▶ Aim of the exercise: Below, find each line holding "Prompt" and state how many there are, using the number alone.

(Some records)

========================================================================

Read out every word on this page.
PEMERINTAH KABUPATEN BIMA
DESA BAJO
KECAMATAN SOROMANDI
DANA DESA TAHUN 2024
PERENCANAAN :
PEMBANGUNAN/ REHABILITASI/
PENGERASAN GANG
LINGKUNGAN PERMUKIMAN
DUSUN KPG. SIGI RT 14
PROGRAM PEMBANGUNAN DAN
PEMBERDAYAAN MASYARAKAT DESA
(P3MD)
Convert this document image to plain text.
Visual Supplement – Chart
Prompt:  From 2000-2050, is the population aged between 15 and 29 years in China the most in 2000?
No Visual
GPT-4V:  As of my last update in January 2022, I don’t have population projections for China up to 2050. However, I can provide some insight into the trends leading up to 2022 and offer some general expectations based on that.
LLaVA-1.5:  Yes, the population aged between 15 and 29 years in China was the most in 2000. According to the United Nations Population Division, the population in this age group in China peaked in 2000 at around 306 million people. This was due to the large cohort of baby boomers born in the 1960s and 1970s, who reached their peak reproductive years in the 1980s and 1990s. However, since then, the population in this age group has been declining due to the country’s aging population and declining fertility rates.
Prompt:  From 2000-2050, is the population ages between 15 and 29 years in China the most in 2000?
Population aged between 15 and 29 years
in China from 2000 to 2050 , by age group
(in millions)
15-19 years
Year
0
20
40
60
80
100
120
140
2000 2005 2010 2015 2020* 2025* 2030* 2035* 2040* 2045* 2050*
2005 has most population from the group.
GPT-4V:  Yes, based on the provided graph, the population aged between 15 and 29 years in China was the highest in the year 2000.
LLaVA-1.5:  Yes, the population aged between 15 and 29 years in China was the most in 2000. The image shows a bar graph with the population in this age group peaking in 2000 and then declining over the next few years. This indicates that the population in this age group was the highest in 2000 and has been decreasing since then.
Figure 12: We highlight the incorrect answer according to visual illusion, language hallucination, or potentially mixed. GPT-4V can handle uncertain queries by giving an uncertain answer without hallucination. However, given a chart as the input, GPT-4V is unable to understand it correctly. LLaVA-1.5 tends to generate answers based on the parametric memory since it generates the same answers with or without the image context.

========================================================================

▶ Response to this exercise: 2